## Objective
Work through the data and report how many lines include the string "into", giving the number alone.
**** Data for processing
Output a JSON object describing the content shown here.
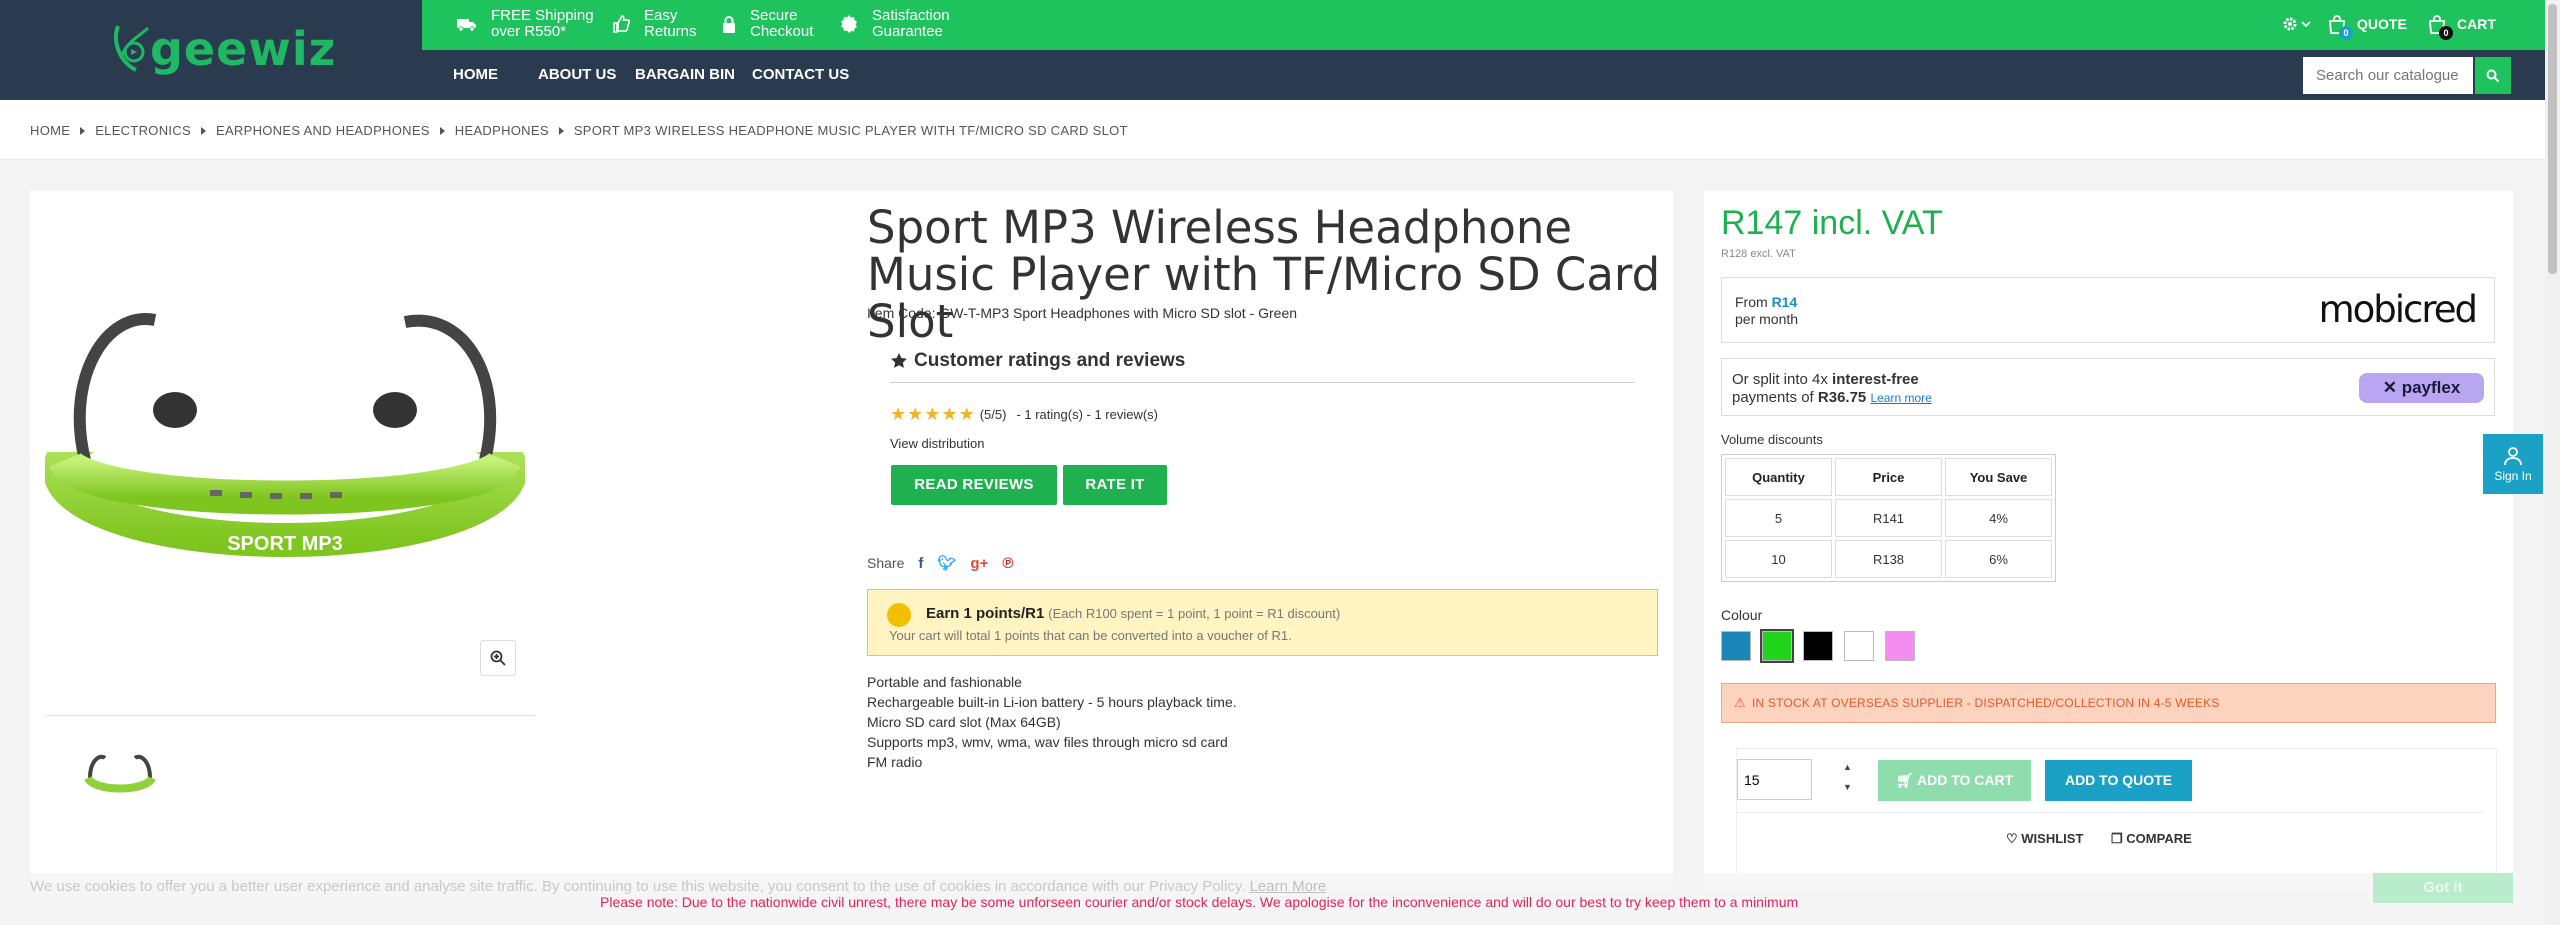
{
  "header": {
    "brand": "geewiz",
    "perks": [
      {
        "line1": "FREE Shipping",
        "line2": "over R550*",
        "icon": "truck-icon"
      },
      {
        "line1": "Easy",
        "line2": "Returns",
        "icon": "thumbs-up-icon"
      },
      {
        "line1": "Secure",
        "line2": "Checkout",
        "icon": "lock-icon"
      },
      {
        "line1": "Satisfaction",
        "line2": "Guarantee",
        "icon": "badge-icon"
      }
    ],
    "nav": [
      "HOME",
      "ABOUT US",
      "BARGAIN BIN",
      "CONTACT US"
    ],
    "quote_label": "QUOTE",
    "quote_count": "0",
    "cart_label": "CART",
    "cart_count": "0",
    "search_placeholder": "Search our catalogue"
  },
  "breadcrumb": [
    "HOME",
    "ELECTRONICS",
    "EARPHONES AND HEADPHONES",
    "HEADPHONES",
    "SPORT MP3 WIRELESS HEADPHONE MUSIC PLAYER WITH TF/MICRO SD CARD SLOT"
  ],
  "product": {
    "title": "Sport MP3 Wireless Headphone Music Player with TF/Micro SD Card Slot",
    "item_code_label": "Item Code:",
    "item_code": "GW-T-MP3 Sport Headphones with Micro SD slot - Green",
    "image_text": "SPORT MP3",
    "reviews": {
      "heading": "Customer ratings and reviews",
      "score": "(5/5)",
      "summary": "- 1 rating(s) - 1 review(s)",
      "view_distribution": "View distribution",
      "read_reviews": "READ REVIEWS",
      "rate_it": "RATE IT",
      "stars": 5
    },
    "share_label": "Share",
    "points": {
      "headline": "Earn 1 points/R1",
      "detail": "(Each R100 spent = 1 point, 1 point = R1 discount)",
      "line2": "Your cart will total 1 points that can be converted into a voucher of R1."
    },
    "description": [
      "Portable and fashionable",
      "Rechargeable built-in Li-ion battery - 5 hours playback time.",
      "Micro SD card slot (Max 64GB)",
      "Supports mp3, wmv, wma, wav files through micro sd card",
      "FM radio"
    ]
  },
  "purchase": {
    "price": "R147 incl. VAT",
    "price_excl": "R128 excl. VAT",
    "mobicred_from": "From",
    "mobicred_amount": "R14",
    "mobicred_per": "per month",
    "mobicred_logo": "mobicred",
    "payflex_line1_pre": "Or split into 4x",
    "payflex_line1_bold": "interest-free",
    "payflex_line2_pre": "payments of",
    "payflex_amount": "R36.75",
    "payflex_learn": "Learn more",
    "payflex_logo": "payflex",
    "volume_title": "Volume discounts",
    "volume_headers": [
      "Quantity",
      "Price",
      "You Save"
    ],
    "volume_rows": [
      [
        "5",
        "R141",
        "4%"
      ],
      [
        "10",
        "R138",
        "6%"
      ]
    ],
    "colour_title": "Colour",
    "colours": [
      "#1a86b8",
      "#22d41c",
      "#000000",
      "#ffffff",
      "#f58cf0"
    ],
    "stock": "IN STOCK AT OVERSEAS SUPPLIER - DISPATCHED/COLLECTION IN 4-5 WEEKS",
    "quantity": "15",
    "add_to_cart": "ADD TO CART",
    "add_to_quote": "ADD TO QUOTE",
    "wishlist": "WISHLIST",
    "compare": "COMPARE",
    "sign_in": "Sign In"
  },
  "cookie": {
    "text": "We use cookies to offer you a better user experience and analyse site traffic. By continuing to use this website, you consent to the use of cookies in accordance with our Privacy Policy.",
    "learn_more": "Learn More",
    "ok": "Got it",
    "notice": "Please note: Due to the nationwide civil unrest, there may be some unforseen courier and/or stock delays. We apologise for the inconvenience and will do our best to try keep them to a minimum"
  },
  "colors": {
    "brand_green": "#1fc35d",
    "navy": "#2a3b50",
    "price_green": "#1fb050",
    "blue_button": "#1ba1c5"
  }
}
********
## The reply
2